Work to do
Find every line of the listing below where "Uganda" appears, and copy it.

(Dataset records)
▶

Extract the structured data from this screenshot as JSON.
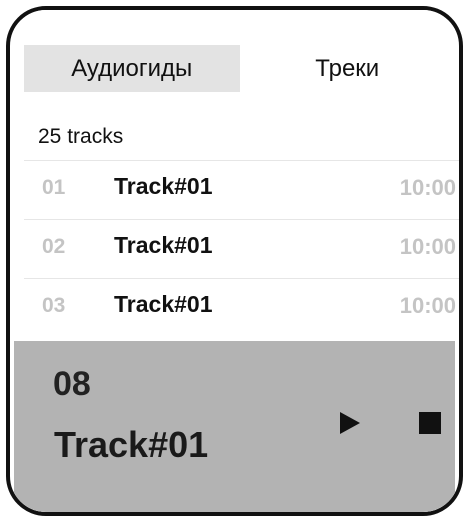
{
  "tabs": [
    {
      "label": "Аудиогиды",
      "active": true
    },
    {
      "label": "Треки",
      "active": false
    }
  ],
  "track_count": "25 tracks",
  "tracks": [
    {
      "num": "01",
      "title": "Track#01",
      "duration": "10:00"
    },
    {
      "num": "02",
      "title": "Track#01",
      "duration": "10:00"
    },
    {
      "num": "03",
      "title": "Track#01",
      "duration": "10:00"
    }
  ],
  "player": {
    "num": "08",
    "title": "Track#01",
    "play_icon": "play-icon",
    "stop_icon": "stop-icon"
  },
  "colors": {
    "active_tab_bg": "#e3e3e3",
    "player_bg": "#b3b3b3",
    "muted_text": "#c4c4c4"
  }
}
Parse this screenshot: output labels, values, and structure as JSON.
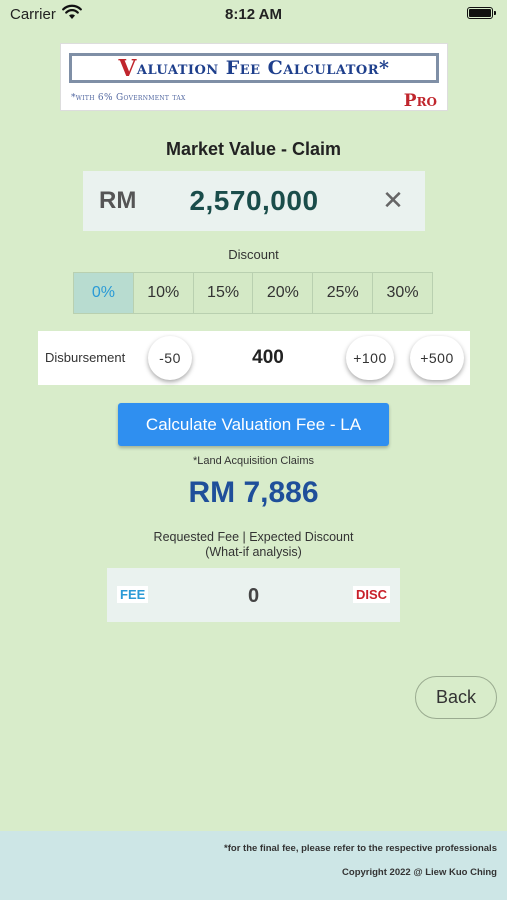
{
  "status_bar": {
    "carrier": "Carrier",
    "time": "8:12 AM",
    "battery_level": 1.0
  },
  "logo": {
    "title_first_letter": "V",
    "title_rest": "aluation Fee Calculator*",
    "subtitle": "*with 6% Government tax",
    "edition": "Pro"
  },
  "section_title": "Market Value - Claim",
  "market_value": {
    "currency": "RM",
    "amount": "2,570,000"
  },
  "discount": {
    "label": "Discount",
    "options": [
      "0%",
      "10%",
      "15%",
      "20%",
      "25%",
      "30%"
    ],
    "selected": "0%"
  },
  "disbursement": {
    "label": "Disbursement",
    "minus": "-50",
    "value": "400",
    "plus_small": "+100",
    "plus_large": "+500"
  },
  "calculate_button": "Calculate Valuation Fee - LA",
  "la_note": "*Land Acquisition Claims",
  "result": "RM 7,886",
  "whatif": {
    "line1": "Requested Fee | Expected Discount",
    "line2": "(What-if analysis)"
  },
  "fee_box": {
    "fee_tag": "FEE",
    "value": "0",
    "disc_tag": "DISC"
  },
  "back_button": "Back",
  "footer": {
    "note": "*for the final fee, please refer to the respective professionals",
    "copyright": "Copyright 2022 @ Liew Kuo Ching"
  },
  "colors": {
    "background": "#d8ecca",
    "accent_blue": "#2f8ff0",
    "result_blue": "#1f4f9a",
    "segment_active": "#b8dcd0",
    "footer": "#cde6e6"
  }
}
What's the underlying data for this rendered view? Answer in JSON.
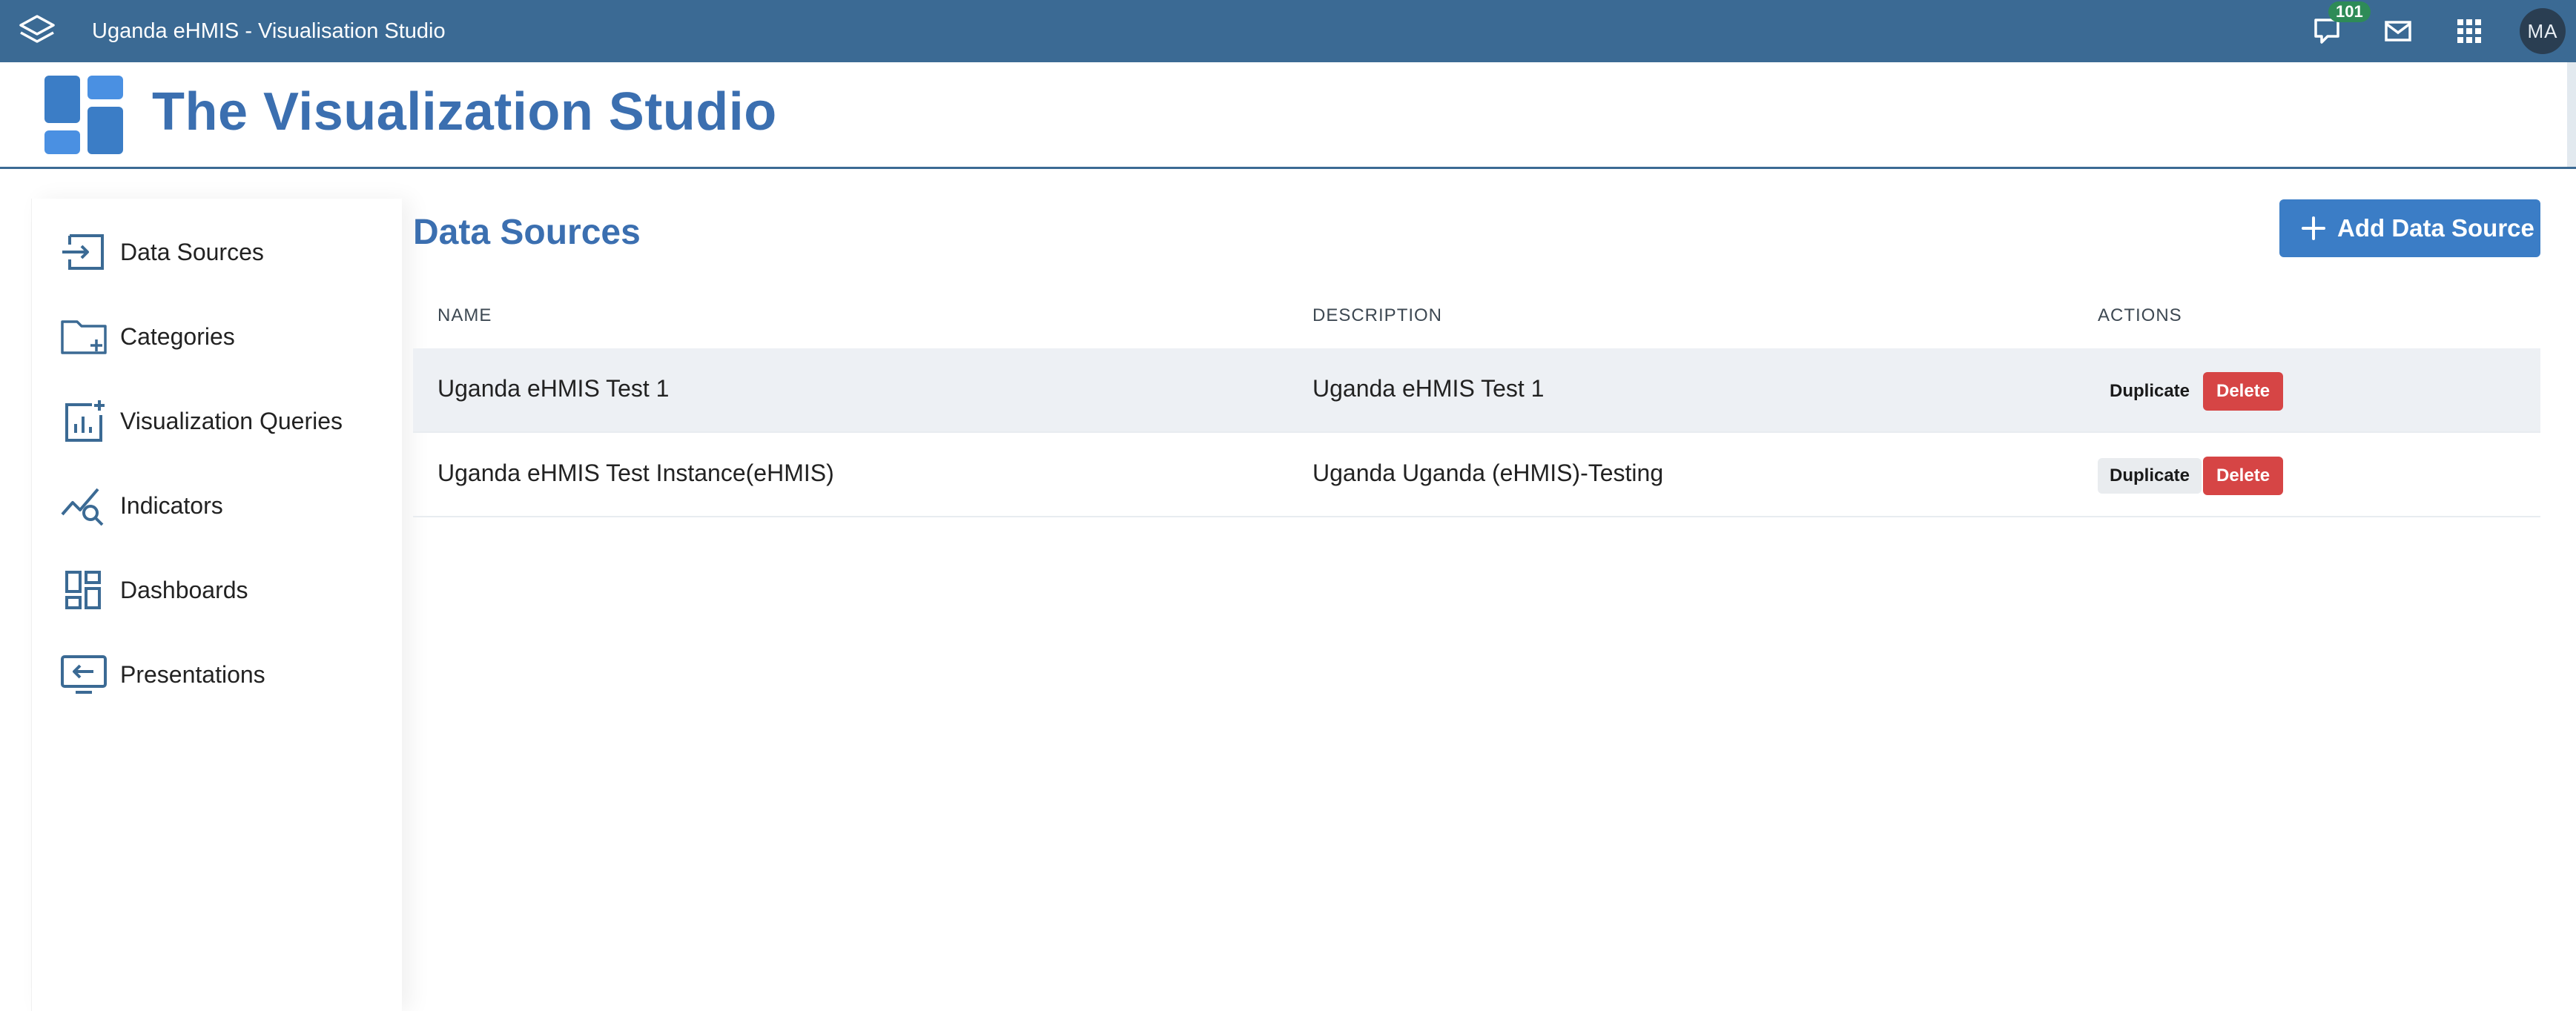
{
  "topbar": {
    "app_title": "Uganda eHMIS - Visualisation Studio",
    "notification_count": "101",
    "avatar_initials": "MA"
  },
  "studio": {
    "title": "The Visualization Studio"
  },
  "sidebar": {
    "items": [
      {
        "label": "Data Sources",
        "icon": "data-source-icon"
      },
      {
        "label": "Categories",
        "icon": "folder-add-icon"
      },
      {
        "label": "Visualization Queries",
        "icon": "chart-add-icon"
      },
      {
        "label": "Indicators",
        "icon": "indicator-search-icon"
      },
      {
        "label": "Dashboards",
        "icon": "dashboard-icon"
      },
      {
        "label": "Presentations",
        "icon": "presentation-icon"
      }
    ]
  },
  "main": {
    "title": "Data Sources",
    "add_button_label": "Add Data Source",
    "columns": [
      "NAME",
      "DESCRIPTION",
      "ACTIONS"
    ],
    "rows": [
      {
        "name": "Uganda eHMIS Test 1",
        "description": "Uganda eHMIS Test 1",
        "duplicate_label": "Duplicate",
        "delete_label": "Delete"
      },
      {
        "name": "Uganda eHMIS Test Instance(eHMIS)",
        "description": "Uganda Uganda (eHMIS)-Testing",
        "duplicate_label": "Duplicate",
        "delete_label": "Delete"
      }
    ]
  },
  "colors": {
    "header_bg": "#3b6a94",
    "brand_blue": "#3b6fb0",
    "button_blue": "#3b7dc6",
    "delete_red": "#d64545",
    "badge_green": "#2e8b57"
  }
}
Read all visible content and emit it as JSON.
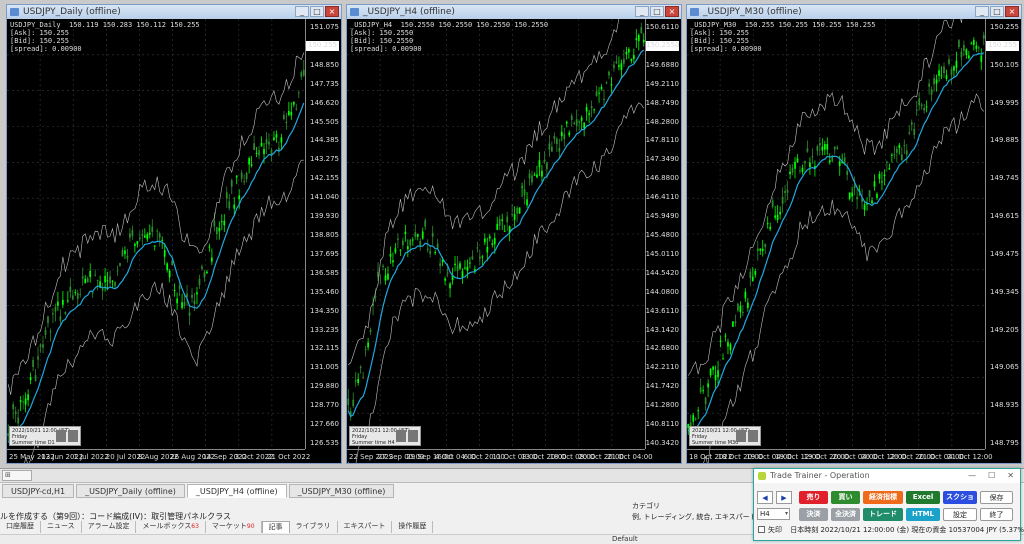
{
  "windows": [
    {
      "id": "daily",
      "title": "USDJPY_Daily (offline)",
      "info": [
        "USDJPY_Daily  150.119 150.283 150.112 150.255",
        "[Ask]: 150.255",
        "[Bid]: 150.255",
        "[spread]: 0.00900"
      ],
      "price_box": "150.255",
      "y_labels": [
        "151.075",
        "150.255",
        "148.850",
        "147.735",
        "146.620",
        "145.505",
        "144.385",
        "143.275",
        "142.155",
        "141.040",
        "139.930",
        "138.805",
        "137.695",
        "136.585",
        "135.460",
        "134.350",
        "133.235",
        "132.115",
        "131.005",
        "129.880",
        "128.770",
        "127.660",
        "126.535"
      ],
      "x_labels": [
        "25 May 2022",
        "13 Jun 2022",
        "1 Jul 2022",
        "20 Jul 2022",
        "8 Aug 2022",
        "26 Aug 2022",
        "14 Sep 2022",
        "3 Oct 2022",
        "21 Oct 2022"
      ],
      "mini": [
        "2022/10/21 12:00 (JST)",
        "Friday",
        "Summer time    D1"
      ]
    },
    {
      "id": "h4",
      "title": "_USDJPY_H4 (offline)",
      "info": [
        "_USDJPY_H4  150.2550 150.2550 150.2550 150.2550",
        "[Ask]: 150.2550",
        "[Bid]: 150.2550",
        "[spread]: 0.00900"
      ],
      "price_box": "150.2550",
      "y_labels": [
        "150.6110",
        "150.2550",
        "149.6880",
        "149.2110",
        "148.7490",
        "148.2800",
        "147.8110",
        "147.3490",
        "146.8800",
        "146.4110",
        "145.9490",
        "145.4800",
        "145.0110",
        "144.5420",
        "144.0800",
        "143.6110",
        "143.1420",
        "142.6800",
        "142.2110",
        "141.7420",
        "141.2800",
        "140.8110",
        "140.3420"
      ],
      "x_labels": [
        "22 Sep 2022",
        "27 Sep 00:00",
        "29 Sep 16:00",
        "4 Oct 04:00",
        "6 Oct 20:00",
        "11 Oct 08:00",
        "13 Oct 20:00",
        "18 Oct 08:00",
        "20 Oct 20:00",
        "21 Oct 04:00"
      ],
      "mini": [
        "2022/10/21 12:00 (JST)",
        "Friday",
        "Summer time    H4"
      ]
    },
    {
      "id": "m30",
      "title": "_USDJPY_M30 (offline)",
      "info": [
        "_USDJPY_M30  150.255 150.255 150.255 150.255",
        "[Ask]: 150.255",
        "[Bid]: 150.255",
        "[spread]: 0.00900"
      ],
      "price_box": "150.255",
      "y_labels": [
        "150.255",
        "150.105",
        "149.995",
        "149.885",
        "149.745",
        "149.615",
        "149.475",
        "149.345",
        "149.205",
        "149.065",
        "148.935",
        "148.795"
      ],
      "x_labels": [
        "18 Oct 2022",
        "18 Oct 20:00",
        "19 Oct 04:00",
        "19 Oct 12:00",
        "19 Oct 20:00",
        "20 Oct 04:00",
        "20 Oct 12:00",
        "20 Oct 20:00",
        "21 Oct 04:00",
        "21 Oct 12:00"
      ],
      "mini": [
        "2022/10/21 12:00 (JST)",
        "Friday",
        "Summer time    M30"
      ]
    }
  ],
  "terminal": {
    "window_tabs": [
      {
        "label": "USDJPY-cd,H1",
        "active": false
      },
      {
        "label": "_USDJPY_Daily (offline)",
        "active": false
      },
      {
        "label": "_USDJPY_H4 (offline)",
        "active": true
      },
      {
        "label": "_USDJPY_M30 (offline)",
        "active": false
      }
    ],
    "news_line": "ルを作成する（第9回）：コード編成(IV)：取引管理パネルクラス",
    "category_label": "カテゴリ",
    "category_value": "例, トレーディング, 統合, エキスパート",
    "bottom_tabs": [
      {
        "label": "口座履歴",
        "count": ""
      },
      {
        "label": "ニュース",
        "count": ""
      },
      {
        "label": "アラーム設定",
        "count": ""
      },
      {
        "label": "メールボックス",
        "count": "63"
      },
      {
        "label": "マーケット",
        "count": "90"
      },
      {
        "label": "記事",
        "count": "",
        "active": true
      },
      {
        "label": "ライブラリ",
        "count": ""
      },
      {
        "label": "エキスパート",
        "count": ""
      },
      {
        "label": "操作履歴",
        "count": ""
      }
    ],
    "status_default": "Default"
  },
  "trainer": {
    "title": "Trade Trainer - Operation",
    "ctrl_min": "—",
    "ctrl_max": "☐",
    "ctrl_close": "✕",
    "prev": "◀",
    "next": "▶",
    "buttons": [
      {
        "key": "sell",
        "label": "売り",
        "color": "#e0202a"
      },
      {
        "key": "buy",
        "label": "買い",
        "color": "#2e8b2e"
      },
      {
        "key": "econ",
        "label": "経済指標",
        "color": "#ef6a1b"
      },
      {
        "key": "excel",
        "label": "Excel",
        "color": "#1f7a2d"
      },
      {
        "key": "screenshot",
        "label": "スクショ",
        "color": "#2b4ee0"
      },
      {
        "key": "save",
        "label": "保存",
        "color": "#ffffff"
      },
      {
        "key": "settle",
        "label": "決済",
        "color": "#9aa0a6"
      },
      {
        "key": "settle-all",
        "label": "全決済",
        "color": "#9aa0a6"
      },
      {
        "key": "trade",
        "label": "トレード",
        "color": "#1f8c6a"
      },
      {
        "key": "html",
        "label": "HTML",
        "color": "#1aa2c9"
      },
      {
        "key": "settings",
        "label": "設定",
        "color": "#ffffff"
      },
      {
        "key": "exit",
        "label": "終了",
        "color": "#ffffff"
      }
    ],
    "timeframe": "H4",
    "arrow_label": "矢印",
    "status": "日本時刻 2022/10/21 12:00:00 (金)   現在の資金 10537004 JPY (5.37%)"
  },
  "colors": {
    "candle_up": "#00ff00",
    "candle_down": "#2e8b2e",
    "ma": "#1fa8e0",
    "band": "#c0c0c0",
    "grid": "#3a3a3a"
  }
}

◀

Complete output
    "app_title": "Uganda eHMIS - Visualisation Studio",
        "name": "Uganda eHMIS Test 1",
        "description": "Uganda eHMIS Test 1",
        "name": "Uganda eHMIS Test Instance(eHMIS)",
        "description": "Uganda Uganda (eHMIS)-Testing",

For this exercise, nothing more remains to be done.